» Data excerpts:
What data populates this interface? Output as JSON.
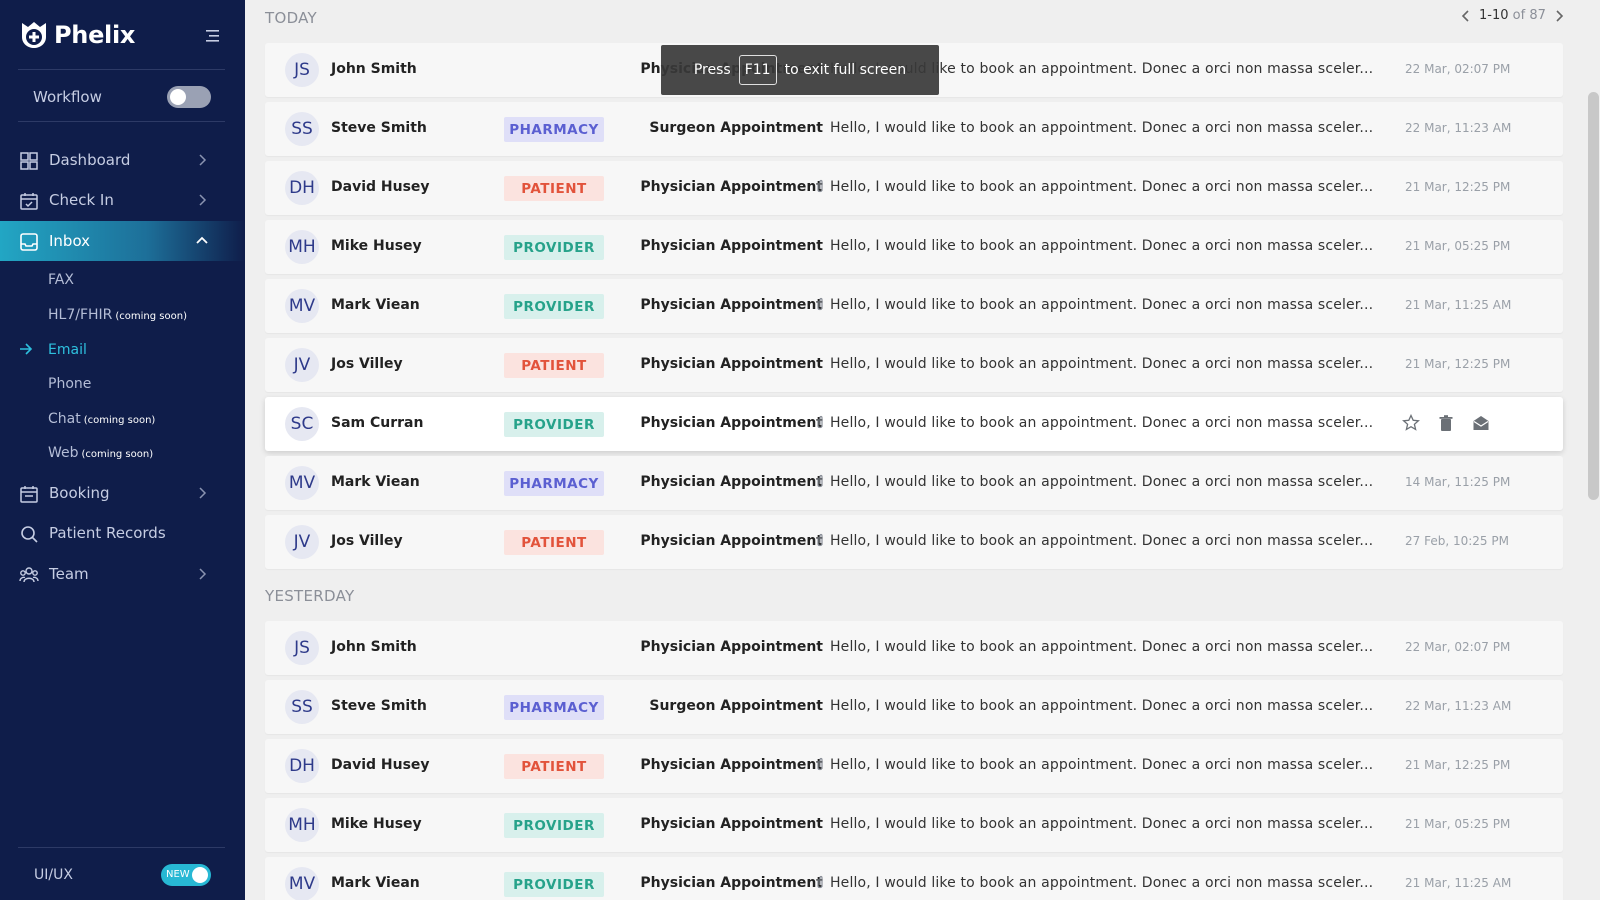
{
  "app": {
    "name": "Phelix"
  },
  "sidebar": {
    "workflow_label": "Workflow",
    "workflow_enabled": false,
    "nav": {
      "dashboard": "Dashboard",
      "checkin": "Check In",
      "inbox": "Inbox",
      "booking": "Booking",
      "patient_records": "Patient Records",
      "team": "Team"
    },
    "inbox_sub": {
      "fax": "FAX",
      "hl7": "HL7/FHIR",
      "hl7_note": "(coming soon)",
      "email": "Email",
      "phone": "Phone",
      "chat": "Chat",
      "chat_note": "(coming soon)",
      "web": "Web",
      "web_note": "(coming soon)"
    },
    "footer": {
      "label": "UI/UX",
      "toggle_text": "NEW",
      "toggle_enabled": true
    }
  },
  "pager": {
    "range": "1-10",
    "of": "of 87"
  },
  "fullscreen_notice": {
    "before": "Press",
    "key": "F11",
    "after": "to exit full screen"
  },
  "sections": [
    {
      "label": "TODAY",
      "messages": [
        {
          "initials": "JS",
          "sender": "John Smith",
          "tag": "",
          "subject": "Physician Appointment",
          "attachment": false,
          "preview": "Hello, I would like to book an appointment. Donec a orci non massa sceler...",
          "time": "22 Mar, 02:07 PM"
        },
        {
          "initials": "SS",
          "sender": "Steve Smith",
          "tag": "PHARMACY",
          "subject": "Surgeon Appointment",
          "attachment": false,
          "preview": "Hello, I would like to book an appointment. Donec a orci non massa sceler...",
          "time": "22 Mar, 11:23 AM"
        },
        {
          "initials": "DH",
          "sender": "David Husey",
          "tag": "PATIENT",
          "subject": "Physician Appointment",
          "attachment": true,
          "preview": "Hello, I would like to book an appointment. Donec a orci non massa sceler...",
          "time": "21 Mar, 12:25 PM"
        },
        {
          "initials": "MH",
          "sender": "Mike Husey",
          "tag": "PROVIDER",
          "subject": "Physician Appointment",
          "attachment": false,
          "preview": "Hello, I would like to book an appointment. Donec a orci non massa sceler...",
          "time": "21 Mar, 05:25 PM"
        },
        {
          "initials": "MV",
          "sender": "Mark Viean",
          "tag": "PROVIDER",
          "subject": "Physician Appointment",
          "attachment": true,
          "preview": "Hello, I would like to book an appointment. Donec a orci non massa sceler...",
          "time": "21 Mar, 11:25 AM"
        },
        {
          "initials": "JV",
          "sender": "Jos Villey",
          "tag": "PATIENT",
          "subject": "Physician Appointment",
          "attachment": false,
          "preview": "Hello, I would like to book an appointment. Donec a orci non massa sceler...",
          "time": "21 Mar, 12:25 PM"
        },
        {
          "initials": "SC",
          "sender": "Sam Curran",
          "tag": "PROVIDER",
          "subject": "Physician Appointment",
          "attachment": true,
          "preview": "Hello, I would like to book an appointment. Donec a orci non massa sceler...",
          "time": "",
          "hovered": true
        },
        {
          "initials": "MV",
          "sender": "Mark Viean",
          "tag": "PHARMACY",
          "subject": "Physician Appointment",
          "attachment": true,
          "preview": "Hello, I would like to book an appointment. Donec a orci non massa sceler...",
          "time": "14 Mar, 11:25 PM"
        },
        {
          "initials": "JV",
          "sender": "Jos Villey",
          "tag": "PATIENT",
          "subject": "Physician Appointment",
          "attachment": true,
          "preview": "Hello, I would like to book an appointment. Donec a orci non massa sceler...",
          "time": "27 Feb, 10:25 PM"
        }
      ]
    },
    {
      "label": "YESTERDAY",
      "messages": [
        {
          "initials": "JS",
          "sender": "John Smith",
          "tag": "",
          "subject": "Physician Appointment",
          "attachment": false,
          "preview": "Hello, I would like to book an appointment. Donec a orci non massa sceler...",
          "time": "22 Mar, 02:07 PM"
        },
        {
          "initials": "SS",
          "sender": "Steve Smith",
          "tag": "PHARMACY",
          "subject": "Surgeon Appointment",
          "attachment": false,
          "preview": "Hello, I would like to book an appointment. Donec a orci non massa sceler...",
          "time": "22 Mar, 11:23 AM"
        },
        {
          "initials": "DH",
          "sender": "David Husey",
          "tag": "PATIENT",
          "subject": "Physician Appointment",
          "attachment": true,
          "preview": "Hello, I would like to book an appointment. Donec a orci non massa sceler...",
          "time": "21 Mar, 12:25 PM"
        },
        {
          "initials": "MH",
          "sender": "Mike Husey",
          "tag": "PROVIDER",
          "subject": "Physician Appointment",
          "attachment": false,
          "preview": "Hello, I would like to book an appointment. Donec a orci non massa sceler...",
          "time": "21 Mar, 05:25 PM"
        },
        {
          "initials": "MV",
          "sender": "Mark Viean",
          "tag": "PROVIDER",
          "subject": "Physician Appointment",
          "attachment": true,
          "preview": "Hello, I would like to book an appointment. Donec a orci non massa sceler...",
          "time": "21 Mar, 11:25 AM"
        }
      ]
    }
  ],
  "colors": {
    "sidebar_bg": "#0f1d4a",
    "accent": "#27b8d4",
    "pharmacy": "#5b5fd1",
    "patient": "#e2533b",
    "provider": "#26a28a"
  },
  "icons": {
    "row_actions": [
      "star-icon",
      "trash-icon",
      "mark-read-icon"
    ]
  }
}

» Instruction:
Scan the material above for the word "coming". Copy each line where it occurs.

» Answer to the task:
      "hl7_note": "(coming soon)",
      "chat_note": "(coming soon)",
      "web_note": "(coming soon)"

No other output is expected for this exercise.